THE DATA:
▼▼▼

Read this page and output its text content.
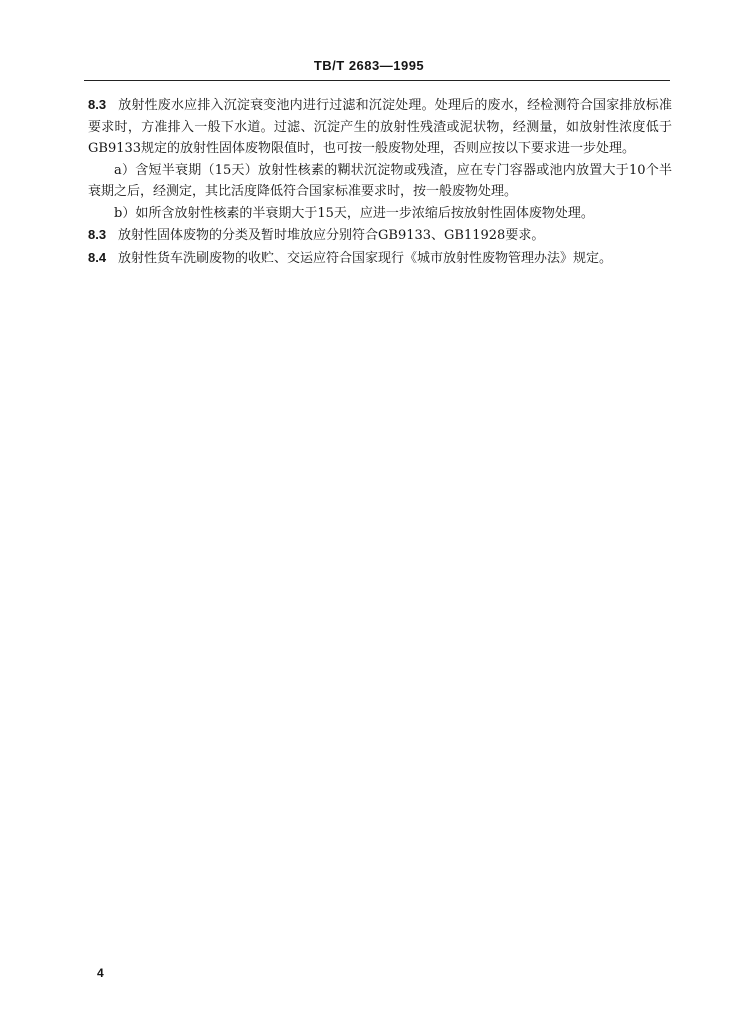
TB/T 2683—1995

8.3 放射性废水应排入沉淀衰变池内进行过滤和沉淀处理。处理后的废水，经检测符合国家排放标准要求时，方准排入一般下水道。过滤、沉淀产生的放射性残渣或泥状物，经测量，如放射性浓度低于GB9133规定的放射性固体废物限值时，也可按一般废物处理，否则应按以下要求进一步处理。

a）含短半衰期（15天）放射性核素的糊状沉淀物或残渣，应在专门容器或池内放置大于10个半衰期之后，经测定，其比活度降低符合国家标准要求时，按一般废物处理。

b）如所含放射性核素的半衰期大于15天，应进一步浓缩后按放射性固体废物处理。

8.3 放射性固体废物的分类及暂时堆放应分别符合GB9133、GB11928要求。

8.4 放射性货车洗刷废物的收贮、交运应符合国家现行《城市放射性废物管理办法》规定。

4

▲▲▲

TO DO:
Omit every picture, and otherwise quote the entries exactly.

ANSWER FOR THIS EXERCISE:
Read this page and output its text content.
TB/T 2683—1995

8.3 放射性废水应排入沉淀衰变池内进行过滤和沉淀处理。处理后的废水，经检测符合国家排放标准要求时，方准排入一般下水道。过滤、沉淀产生的放射性残渣或泥状物，经测量，如放射性浓度低于GB9133规定的放射性固体废物限值时，也可按一般废物处理，否则应按以下要求进一步处理。

a）含短半衰期（15天）放射性核素的糊状沉淀物或残渣，应在专门容器或池内放置大于10个半衰期之后，经测定，其比活度降低符合国家标准要求时，按一般废物处理。

b）如所含放射性核素的半衰期大于15天，应进一步浓缩后按放射性固体废物处理。

8.3 放射性固体废物的分类及暂时堆放应分别符合GB9133、GB11928要求。

8.4 放射性货车洗刷废物的收贮、交运应符合国家现行《城市放射性废物管理办法》规定。

4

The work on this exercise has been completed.